## Start

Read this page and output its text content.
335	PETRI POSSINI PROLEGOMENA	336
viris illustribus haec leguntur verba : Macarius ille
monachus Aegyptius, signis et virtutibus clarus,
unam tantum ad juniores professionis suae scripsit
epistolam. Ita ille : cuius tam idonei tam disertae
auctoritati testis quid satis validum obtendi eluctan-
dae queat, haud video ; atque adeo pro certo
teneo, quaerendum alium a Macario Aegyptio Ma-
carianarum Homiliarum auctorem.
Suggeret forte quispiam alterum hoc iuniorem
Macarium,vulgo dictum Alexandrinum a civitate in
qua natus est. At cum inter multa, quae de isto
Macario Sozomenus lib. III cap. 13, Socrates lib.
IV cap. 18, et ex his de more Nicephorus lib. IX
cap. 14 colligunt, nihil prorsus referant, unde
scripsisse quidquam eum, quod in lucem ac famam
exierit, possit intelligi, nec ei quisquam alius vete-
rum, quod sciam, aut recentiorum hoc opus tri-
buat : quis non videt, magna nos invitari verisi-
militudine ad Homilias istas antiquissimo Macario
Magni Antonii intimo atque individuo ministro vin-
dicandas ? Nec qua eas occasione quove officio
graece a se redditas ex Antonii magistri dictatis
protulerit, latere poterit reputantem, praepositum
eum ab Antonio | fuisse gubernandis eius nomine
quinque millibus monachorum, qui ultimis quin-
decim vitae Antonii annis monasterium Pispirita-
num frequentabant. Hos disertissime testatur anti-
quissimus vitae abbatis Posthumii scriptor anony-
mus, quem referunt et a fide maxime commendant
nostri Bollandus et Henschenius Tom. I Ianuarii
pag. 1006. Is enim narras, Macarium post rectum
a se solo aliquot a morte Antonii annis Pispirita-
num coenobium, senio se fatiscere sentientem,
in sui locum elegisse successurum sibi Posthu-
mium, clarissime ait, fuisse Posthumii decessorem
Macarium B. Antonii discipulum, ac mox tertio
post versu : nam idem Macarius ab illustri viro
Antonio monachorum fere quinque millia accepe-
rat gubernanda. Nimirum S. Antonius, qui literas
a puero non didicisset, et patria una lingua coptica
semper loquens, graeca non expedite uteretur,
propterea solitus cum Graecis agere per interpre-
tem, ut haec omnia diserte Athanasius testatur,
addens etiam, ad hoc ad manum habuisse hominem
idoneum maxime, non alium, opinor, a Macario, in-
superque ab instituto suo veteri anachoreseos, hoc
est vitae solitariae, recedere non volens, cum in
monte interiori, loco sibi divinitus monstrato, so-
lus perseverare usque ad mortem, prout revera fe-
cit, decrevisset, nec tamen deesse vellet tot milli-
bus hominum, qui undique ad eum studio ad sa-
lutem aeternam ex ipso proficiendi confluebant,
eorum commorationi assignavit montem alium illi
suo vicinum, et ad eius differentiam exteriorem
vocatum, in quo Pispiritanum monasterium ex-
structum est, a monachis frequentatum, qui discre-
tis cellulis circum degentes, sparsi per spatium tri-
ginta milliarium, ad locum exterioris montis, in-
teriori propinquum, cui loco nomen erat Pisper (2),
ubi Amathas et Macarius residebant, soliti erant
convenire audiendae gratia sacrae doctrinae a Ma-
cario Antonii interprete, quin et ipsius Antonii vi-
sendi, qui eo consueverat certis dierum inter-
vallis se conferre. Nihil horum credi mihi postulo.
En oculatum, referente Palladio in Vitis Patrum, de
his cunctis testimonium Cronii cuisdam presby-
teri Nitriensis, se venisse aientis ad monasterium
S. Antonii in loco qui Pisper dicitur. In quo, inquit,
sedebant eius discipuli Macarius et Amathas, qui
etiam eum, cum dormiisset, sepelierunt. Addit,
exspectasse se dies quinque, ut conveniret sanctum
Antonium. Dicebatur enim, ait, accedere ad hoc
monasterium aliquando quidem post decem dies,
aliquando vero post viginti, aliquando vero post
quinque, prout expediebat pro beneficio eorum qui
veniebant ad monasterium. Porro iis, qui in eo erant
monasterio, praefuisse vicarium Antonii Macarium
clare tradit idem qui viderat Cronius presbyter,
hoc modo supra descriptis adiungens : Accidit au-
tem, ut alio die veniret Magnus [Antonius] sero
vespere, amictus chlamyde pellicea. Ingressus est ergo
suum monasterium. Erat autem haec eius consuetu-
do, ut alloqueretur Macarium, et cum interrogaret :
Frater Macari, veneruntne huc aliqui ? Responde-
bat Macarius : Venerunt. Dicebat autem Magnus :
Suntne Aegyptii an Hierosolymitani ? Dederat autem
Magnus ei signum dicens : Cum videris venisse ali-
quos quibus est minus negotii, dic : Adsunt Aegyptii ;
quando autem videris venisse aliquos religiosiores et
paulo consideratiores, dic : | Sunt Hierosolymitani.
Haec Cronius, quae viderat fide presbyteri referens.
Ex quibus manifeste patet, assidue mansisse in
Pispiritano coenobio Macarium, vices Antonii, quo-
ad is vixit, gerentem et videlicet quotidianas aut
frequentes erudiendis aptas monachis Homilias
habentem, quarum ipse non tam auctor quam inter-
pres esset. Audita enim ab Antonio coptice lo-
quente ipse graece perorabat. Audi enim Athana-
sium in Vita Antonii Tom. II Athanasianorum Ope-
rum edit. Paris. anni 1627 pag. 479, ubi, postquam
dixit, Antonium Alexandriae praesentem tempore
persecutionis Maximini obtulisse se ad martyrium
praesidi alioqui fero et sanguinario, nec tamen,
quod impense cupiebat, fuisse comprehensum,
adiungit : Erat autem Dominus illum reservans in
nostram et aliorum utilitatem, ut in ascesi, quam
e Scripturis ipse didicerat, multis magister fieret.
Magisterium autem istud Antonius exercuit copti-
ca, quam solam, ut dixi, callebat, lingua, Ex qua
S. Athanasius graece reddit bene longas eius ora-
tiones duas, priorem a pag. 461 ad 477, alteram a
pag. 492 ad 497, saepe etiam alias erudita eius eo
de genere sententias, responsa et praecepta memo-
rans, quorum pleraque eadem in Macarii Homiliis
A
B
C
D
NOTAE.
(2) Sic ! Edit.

## End

• _Description of the task_
List every line above that contains the word "Antonio".

• _Exercise answer_
eum ab Antonio | fuisse gubernandis eius nomine
Antonio monachorum fere quinque millia accepe-
pres esset. Audita enim ab Antonio coptice lo-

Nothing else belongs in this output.